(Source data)
* * *

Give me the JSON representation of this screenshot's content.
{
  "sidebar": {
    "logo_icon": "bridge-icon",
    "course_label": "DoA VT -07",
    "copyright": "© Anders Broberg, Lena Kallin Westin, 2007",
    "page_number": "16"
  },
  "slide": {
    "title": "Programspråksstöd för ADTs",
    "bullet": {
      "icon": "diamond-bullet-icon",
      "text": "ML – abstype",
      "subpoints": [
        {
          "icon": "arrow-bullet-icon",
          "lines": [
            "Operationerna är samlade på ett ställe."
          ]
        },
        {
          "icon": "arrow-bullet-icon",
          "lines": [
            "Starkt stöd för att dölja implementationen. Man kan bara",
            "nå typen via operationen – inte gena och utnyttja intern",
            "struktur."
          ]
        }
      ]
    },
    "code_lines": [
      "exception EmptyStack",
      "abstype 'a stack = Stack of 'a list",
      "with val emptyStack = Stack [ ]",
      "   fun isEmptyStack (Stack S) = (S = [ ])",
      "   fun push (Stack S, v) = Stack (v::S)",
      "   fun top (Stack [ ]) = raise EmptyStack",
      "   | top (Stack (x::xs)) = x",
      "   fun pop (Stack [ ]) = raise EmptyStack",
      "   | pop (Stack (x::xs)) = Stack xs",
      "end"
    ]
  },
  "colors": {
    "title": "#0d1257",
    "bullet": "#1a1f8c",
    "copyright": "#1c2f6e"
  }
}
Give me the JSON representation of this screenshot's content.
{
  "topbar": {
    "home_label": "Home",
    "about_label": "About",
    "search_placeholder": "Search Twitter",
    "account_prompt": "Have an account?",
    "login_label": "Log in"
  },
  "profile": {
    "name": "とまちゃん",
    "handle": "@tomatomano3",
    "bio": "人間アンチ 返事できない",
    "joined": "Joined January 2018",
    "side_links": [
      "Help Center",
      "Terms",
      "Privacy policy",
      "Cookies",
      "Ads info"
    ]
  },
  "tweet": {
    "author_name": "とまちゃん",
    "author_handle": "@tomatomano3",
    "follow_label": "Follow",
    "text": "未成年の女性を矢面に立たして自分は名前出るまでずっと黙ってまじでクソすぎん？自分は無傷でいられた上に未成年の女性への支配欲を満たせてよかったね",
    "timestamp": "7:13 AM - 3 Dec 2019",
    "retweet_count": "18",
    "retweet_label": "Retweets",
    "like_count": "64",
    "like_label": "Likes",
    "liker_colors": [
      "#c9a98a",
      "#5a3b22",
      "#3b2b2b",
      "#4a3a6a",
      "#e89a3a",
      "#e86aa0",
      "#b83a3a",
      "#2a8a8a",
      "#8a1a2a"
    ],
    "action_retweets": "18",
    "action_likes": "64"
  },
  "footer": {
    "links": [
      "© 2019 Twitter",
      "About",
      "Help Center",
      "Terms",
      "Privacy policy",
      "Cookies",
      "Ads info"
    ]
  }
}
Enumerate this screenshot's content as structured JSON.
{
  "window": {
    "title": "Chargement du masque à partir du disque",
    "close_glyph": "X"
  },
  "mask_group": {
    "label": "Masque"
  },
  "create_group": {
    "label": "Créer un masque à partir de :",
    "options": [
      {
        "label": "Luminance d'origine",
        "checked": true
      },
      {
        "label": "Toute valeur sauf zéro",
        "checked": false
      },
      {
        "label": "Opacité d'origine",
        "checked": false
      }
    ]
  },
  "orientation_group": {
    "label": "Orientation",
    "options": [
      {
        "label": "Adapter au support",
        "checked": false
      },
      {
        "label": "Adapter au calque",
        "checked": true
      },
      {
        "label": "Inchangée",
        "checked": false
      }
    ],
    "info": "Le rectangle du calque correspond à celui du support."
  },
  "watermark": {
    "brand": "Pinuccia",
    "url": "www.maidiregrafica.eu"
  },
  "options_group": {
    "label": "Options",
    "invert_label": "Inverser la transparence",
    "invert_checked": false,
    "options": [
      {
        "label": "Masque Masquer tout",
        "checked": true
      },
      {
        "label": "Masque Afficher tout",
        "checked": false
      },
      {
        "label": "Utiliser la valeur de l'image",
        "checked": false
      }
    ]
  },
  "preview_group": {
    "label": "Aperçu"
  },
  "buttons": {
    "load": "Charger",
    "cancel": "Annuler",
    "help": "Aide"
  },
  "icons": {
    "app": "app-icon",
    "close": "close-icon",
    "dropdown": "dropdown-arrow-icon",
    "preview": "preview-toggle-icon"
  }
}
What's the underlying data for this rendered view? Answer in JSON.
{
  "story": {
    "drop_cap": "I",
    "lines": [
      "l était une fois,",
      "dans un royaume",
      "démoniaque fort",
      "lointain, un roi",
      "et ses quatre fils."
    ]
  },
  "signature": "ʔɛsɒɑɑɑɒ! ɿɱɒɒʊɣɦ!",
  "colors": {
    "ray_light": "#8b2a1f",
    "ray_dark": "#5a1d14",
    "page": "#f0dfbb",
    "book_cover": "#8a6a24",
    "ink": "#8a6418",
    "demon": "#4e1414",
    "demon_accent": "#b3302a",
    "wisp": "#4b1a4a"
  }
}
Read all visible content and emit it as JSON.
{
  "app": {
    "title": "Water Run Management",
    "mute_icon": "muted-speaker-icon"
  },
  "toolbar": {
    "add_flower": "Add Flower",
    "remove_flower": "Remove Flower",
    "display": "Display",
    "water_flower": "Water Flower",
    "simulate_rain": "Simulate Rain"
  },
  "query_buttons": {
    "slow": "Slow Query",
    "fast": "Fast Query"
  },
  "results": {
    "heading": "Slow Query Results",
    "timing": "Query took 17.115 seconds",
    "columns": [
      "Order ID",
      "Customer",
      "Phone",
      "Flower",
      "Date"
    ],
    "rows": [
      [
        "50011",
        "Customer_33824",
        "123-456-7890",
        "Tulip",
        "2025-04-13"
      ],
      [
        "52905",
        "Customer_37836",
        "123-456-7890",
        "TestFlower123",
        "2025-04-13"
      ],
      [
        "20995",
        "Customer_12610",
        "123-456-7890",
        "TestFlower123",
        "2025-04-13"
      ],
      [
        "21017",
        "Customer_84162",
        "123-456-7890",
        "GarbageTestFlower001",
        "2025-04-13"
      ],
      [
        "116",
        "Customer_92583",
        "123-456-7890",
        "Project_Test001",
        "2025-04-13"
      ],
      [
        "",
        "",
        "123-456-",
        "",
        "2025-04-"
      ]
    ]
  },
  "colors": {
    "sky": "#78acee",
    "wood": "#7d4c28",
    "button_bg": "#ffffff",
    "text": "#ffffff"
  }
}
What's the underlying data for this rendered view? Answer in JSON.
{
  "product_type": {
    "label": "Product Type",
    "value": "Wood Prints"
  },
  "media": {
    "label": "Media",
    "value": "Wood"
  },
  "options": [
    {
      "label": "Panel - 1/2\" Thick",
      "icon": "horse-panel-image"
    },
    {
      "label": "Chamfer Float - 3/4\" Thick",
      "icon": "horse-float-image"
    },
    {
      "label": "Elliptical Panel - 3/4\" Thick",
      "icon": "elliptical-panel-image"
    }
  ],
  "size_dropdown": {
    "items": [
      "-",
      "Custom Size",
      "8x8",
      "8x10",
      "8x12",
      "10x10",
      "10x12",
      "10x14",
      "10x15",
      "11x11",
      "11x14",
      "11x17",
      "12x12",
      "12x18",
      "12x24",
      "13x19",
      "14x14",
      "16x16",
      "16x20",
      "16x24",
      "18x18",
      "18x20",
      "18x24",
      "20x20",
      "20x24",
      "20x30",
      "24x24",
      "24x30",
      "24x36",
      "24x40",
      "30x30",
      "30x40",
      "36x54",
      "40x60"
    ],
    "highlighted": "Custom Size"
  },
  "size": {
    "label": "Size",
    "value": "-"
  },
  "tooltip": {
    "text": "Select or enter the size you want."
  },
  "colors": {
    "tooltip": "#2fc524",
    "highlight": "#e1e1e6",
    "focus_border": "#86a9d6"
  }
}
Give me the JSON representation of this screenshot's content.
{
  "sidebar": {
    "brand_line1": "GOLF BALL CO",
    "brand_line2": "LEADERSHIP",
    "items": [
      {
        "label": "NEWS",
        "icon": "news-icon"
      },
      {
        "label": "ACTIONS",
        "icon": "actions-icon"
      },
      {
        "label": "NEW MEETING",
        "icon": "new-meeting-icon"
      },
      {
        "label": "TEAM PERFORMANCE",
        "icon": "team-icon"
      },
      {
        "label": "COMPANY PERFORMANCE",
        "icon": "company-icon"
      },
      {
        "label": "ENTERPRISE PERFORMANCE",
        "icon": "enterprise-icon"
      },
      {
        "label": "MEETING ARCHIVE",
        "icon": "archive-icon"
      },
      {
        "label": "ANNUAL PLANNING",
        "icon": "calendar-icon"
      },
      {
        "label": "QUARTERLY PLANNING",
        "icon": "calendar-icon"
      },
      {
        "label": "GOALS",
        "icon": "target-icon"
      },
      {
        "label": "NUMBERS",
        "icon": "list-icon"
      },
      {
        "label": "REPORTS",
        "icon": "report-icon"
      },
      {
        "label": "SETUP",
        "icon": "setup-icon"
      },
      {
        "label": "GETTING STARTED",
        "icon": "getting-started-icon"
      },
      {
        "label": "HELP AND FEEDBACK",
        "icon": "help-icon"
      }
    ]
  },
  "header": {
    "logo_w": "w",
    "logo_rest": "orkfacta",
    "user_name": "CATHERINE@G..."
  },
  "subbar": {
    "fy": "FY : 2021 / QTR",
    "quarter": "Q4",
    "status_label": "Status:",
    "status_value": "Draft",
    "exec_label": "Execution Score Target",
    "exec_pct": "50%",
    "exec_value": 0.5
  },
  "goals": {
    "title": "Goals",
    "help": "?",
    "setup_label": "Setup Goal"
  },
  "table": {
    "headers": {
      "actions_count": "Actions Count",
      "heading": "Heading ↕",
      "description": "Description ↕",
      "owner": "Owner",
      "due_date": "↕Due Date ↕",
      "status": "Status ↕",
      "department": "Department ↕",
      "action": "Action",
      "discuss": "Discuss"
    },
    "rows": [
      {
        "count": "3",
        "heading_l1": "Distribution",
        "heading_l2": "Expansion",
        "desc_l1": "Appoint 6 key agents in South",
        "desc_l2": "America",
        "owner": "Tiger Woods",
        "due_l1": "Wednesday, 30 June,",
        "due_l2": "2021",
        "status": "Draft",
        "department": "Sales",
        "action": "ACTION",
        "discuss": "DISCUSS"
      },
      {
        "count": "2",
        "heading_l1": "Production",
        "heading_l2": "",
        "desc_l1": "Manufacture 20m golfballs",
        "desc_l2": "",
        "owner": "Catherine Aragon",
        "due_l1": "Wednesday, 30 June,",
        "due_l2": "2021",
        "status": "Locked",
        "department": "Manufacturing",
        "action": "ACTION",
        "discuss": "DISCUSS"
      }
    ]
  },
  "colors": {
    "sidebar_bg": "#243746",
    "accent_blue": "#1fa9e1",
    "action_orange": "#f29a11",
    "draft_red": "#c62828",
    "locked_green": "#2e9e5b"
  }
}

* * *

Copy all lines from the material that hold "list".

      "abstype 'a stack = Stack of 'a list",
        "icon": "list-icon"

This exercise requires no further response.